Begin Data entries
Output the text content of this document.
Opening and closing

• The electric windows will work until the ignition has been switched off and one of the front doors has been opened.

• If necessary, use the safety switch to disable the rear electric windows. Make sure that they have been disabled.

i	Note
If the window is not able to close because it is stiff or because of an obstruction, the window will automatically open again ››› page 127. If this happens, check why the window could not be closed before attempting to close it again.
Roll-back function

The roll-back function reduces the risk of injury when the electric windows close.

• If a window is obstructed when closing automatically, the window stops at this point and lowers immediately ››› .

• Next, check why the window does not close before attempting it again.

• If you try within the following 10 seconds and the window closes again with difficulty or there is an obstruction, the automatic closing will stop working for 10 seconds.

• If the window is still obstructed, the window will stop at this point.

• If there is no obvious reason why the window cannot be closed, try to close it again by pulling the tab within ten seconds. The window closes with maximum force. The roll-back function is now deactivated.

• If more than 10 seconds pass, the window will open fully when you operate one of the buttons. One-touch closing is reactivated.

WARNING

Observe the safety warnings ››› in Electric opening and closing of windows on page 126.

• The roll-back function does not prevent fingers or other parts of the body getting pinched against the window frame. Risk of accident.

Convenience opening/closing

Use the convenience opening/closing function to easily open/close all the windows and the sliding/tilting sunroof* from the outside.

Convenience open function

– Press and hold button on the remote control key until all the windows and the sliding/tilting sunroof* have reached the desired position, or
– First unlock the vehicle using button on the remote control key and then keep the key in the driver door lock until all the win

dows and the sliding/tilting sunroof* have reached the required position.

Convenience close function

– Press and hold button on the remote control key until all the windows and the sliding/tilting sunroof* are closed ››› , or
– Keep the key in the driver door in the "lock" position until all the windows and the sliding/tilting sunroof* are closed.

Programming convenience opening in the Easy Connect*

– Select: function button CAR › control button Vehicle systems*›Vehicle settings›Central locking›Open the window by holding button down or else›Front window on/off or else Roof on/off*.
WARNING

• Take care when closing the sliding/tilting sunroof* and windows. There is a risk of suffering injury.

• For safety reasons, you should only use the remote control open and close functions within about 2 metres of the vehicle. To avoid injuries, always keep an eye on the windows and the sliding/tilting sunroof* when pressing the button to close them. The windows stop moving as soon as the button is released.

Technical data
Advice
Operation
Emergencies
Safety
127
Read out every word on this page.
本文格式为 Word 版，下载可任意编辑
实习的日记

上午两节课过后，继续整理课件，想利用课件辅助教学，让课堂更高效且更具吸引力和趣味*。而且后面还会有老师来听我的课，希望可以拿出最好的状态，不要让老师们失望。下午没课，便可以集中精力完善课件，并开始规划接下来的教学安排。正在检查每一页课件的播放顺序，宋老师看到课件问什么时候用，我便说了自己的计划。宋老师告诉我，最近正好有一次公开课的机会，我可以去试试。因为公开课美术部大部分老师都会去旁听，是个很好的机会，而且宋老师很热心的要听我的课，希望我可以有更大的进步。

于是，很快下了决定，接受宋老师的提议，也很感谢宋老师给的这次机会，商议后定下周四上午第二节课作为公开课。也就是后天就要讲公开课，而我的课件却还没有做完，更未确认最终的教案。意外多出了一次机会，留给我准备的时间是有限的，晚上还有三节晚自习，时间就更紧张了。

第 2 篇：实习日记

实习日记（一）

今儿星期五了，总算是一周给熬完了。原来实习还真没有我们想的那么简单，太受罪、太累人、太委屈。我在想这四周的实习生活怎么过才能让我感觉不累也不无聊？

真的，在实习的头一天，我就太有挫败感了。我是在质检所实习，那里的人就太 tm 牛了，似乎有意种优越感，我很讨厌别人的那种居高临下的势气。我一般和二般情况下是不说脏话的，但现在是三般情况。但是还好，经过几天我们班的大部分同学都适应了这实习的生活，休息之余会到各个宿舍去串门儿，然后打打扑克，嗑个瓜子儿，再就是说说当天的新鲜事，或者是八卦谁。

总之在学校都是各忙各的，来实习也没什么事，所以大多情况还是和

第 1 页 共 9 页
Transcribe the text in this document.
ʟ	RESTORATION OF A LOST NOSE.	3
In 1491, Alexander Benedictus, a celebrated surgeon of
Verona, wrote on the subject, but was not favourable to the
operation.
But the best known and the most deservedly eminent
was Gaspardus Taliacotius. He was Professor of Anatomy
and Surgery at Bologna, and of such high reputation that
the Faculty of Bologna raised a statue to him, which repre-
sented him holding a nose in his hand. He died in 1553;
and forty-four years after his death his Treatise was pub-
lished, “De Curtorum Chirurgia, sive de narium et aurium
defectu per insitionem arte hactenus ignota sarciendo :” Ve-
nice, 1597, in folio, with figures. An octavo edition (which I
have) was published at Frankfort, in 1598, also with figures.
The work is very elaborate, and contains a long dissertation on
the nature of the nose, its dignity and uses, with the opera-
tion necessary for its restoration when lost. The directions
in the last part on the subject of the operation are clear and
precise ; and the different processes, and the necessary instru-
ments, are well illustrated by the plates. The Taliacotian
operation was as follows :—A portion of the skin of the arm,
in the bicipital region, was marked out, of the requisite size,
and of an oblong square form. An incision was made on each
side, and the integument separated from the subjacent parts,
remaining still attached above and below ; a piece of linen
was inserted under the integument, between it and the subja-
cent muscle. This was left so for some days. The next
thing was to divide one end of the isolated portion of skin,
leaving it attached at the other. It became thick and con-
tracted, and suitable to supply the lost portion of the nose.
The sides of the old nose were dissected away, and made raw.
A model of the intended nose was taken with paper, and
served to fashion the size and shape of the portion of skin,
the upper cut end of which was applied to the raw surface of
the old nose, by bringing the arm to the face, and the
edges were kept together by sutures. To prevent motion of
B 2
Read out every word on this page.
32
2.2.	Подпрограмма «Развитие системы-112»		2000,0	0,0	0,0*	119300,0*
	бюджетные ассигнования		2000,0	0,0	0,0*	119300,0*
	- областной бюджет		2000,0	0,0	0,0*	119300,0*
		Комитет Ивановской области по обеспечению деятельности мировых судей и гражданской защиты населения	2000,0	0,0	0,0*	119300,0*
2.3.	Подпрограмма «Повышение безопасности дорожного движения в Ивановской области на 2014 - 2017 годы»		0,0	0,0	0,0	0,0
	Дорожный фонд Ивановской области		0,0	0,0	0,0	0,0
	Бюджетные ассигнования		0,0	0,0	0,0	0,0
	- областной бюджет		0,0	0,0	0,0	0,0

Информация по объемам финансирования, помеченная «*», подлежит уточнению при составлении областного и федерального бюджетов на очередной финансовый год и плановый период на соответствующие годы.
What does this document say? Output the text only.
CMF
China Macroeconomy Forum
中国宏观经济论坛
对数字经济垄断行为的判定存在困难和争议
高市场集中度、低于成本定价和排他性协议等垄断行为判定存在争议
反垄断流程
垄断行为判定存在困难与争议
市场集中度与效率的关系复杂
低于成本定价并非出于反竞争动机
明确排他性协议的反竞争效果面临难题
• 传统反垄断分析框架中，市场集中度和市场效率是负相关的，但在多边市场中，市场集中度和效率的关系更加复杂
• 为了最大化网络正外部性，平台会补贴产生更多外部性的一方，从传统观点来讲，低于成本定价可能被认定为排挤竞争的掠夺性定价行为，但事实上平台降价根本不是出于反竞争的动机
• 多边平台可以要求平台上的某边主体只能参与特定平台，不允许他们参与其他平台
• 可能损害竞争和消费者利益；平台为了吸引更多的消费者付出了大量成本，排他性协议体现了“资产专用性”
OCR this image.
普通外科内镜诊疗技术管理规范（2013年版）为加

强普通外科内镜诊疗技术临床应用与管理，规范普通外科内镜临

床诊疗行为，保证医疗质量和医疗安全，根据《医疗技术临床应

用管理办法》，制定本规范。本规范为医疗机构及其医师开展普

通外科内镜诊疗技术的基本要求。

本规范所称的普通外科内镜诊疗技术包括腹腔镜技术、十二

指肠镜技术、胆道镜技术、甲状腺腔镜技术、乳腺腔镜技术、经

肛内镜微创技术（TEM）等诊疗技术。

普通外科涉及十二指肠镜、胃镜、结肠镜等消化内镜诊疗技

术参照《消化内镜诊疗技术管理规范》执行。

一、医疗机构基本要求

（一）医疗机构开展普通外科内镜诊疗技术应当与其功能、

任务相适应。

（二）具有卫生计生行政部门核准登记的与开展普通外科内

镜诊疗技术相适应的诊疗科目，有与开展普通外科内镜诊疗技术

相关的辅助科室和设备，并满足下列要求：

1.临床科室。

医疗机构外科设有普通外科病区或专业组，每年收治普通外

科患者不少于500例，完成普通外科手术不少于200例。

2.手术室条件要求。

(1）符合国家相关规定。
End Data entries
**Work to be completed:** Extract, from the listing above, every line where the string "obstructed" occurs.

**Result for this task:**
• If a window is obstructed when closing automatically, the window stops at this point and lowers immediately ››› .
• If the window is still obstructed, the window will stop at this point.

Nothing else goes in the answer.